■ **Collected data entries**
——————
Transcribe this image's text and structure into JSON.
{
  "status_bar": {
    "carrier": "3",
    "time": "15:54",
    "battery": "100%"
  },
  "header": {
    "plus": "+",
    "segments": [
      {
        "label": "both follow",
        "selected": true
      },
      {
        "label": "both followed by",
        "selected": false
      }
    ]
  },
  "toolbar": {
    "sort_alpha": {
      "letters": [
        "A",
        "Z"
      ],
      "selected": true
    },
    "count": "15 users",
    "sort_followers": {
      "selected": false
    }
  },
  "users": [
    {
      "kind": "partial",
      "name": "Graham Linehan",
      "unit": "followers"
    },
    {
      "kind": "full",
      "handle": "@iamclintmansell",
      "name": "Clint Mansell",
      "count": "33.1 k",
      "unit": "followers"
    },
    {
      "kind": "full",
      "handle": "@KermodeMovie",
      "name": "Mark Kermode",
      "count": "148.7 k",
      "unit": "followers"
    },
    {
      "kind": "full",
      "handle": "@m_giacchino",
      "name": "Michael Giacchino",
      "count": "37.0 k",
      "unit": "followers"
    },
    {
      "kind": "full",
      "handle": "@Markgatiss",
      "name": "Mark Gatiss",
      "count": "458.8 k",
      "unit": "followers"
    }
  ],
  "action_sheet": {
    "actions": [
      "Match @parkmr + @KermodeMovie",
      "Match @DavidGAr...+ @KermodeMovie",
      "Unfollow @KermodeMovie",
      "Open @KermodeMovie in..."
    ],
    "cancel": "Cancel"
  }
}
——————
■ **STATED TASK**
Using the listing above, say how many of its lines contain the string "handle", giving nothing but the figure.

■ **EXERCISE RESULT**
4